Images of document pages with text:
[Start of section]
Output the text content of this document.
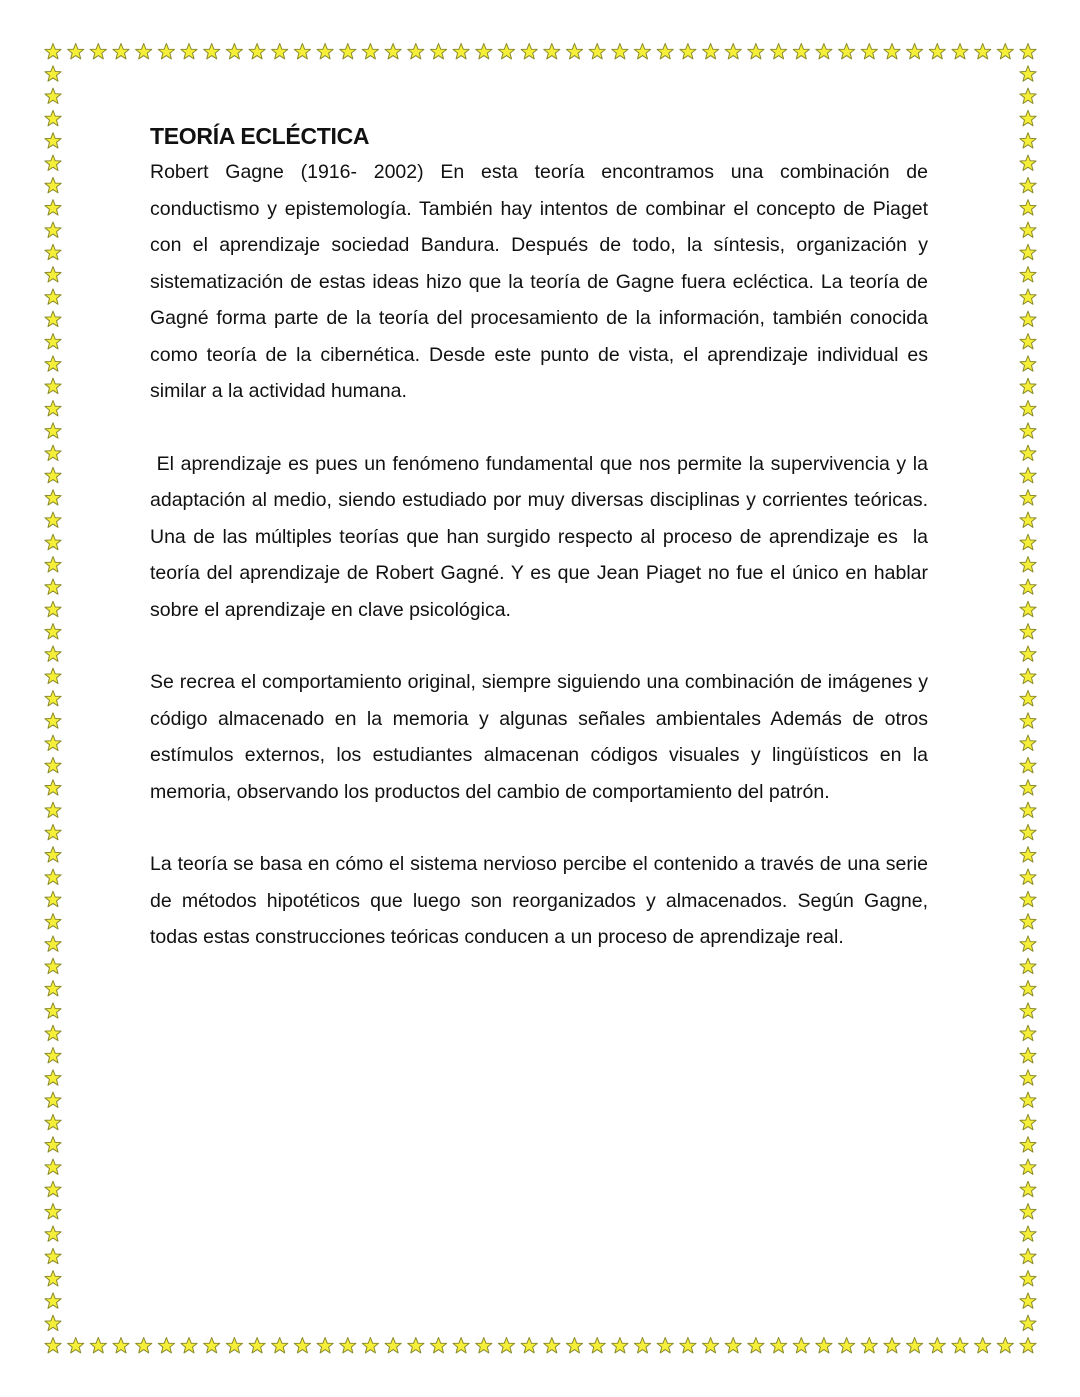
TEORÍA ECLÉCTICA

Robert Gagne (1916- 2002) En esta teoría encontramos una combinación de conductismo y epistemología. También hay intentos de combinar el concepto de Piaget con el aprendizaje sociedad Bandura. Después de todo, la síntesis, organización y sistematización de estas ideas hizo que la teoría de Gagne fuera ecléctica. La teoría de Gagné forma parte de la teoría del procesamiento de la información, también conocida como teoría de la cibernética. Desde este punto de vista, el aprendizaje individual es similar a la actividad humana.

El aprendizaje es pues un fenómeno fundamental que nos permite la supervivencia y la adaptación al medio, siendo estudiado por muy diversas disciplinas y corrientes teóricas. Una de las múltiples teorías que han surgido respecto al proceso de aprendizaje es  la teoría del aprendizaje de Robert Gagné. Y es que Jean Piaget no fue el único en hablar sobre el aprendizaje en clave psicológica.

Se recrea el comportamiento original, siempre siguiendo una combinación de imágenes y código almacenado en la memoria y algunas señales ambientales Además de otros estímulos externos, los estudiantes almacenan códigos visuales y lingüísticos en la memoria, observando los productos del cambio de comportamiento del patrón.

La teoría se basa en cómo el sistema nervioso percibe el contenido a través de una serie de métodos hipotéticos que luego son reorganizados y almacenados. Según Gagne, todas estas construcciones teóricas conducen a un proceso de aprendizaje real.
[End of section]
Goal of the exercise >> Whenever a line of the data includes the word "teóricas", show that line in full.

Response area >>
El aprendizaje es pues un fenómeno fundamental que nos permite la supervivencia y la adaptación al medio, siendo estudiado por muy diversas disciplinas y corrientes teóricas. Una de las múltiples teorías que han surgido respecto al proceso de aprendizaje es  la teoría del aprendizaje de Robert Gagné. Y es que Jean Piaget no fue el único en hablar sobre el aprendizaje en clave psicológica.
La teoría se basa en cómo el sistema nervioso percibe el contenido a través de una serie de métodos hipotéticos que luego son reorganizados y almacenados. Según Gagne, todas estas construcciones teóricas conducen a un proceso de aprendizaje real.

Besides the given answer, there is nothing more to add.